> **Job**
Please print the following lines back verbatim, every one of them, with nothing changed, added, or left out.
↓
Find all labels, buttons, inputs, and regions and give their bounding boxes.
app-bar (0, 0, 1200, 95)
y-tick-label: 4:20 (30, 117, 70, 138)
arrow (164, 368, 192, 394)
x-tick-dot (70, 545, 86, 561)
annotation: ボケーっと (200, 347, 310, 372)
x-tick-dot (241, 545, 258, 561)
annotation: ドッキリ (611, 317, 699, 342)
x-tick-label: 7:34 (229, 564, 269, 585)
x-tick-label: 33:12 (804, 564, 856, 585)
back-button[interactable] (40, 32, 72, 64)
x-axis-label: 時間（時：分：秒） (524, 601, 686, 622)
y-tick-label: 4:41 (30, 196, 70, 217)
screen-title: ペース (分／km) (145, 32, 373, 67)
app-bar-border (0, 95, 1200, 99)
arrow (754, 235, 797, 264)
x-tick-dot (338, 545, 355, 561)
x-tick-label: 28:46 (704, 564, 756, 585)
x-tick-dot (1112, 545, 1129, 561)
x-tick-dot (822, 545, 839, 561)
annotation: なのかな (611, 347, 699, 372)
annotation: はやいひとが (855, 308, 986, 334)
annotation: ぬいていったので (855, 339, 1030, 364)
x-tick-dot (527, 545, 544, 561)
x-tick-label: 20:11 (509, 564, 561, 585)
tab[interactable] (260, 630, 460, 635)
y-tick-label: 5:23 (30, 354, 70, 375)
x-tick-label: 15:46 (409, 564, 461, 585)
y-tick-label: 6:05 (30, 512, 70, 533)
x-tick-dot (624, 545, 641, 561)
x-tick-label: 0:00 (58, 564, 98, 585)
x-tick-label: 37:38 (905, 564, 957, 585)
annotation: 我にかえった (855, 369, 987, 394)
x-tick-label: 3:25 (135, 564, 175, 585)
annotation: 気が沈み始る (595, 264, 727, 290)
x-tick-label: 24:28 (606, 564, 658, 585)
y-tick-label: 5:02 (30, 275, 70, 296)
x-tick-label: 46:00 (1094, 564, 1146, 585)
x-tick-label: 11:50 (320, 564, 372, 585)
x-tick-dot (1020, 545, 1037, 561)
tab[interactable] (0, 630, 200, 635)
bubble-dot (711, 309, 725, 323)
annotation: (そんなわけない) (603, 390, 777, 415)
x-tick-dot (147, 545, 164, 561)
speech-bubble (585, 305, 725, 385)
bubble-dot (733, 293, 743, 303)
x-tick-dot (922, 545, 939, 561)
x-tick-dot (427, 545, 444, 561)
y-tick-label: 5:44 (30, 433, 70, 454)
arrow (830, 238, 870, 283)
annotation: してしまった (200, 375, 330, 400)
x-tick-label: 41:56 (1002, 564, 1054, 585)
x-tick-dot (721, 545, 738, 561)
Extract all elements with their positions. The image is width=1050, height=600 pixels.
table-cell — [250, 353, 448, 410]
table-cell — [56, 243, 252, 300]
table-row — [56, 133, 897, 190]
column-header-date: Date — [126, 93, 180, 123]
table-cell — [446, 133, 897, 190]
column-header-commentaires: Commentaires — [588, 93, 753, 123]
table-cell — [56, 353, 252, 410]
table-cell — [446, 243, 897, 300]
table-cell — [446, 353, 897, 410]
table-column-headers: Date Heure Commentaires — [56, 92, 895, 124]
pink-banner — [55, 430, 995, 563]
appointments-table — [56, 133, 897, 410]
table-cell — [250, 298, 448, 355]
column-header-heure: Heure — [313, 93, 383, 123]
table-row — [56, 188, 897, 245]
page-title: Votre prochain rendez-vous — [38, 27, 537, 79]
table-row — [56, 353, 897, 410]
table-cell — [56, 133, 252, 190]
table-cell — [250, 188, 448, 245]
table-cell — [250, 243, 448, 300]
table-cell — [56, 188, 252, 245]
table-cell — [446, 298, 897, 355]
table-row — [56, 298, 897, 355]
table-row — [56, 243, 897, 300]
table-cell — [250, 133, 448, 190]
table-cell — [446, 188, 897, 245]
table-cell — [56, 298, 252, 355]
↑
> **Result**
Find all labels, buttons, inputs, and regions and give their bounding boxes.
app-bar (0, 0, 1200, 95)
y-tick-label: 4:20 (30, 117, 70, 138)
arrow (164, 368, 192, 394)
x-tick-dot (70, 545, 86, 561)
annotation: ボケーっと (200, 347, 310, 372)
x-tick-dot (241, 545, 258, 561)
annotation: ドッキリ (611, 317, 699, 342)
x-tick-label: 7:34 (229, 564, 269, 585)
x-tick-label: 33:12 (804, 564, 856, 585)
back-button[interactable] (40, 32, 72, 64)
x-axis-label: 時間（時：分：秒） (524, 601, 686, 622)
y-tick-label: 4:41 (30, 196, 70, 217)
screen-title: ペース (分／km) (145, 32, 373, 67)
app-bar-border (0, 95, 1200, 99)
arrow (754, 235, 797, 264)
x-tick-dot (338, 545, 355, 561)
x-tick-label: 28:46 (704, 564, 756, 585)
x-tick-dot (1112, 545, 1129, 561)
x-tick-dot (822, 545, 839, 561)
annotation: なのかな (611, 347, 699, 372)
annotation: はやいひとが (855, 308, 986, 334)
annotation: ぬいていったので (855, 339, 1030, 364)
x-tick-dot (527, 545, 544, 561)
x-tick-label: 20:11 (509, 564, 561, 585)
tab[interactable] (260, 630, 460, 635)
y-tick-label: 5:23 (30, 354, 70, 375)
x-tick-label: 15:46 (409, 564, 461, 585)
y-tick-label: 6:05 (30, 512, 70, 533)
x-tick-dot (624, 545, 641, 561)
x-tick-label: 0:00 (58, 564, 98, 585)
x-tick-label: 37:38 (905, 564, 957, 585)
annotation: 我にかえった (855, 369, 987, 394)
x-tick-label: 3:25 (135, 564, 175, 585)
annotation: 気が沈み始る (595, 264, 727, 290)
x-tick-label: 24:28 (606, 564, 658, 585)
y-tick-label: 5:02 (30, 275, 70, 296)
x-tick-label: 46:00 (1094, 564, 1146, 585)
x-tick-label: 11:50 (320, 564, 372, 585)
x-tick-dot (1020, 545, 1037, 561)
tab[interactable] (0, 630, 200, 635)
bubble-dot (711, 309, 725, 323)
annotation: (そんなわけない) (603, 390, 777, 415)
x-tick-dot (147, 545, 164, 561)
speech-bubble (585, 305, 725, 385)
bubble-dot (733, 293, 743, 303)
x-tick-dot (922, 545, 939, 561)
x-tick-dot (427, 545, 444, 561)
y-tick-label: 5:44 (30, 433, 70, 454)
arrow (830, 238, 870, 283)
annotation: してしまった (200, 375, 330, 400)
x-tick-label: 41:56 (1002, 564, 1054, 585)
x-tick-dot (721, 545, 738, 561)
Extract all elements with their positions. The image is width=1050, height=600 pixels.
table-cell — [250, 353, 448, 410]
table-cell — [56, 243, 252, 300]
table-row — [56, 133, 897, 190]
column-header-date: Date — [126, 93, 180, 123]
table-cell — [446, 133, 897, 190]
column-header-commentaires: Commentaires — [588, 93, 753, 123]
table-cell — [56, 353, 252, 410]
table-cell — [446, 243, 897, 300]
table-cell — [446, 353, 897, 410]
table-column-headers: Date Heure Commentaires — [56, 92, 895, 124]
pink-banner — [55, 430, 995, 563]
appointments-table — [56, 133, 897, 410]
table-cell — [250, 298, 448, 355]
column-header-heure: Heure — [313, 93, 383, 123]
table-row — [56, 188, 897, 245]
page-title: Votre prochain rendez-vous — [38, 27, 537, 79]
table-row — [56, 353, 897, 410]
table-cell — [56, 133, 252, 190]
table-cell — [250, 188, 448, 245]
table-cell — [250, 243, 448, 300]
table-cell — [56, 188, 252, 245]
table-cell — [446, 298, 897, 355]
table-row — [56, 298, 897, 355]
table-row — [56, 243, 897, 300]
table-cell — [250, 133, 448, 190]
table-cell — [446, 188, 897, 245]
table-cell — [56, 298, 252, 355]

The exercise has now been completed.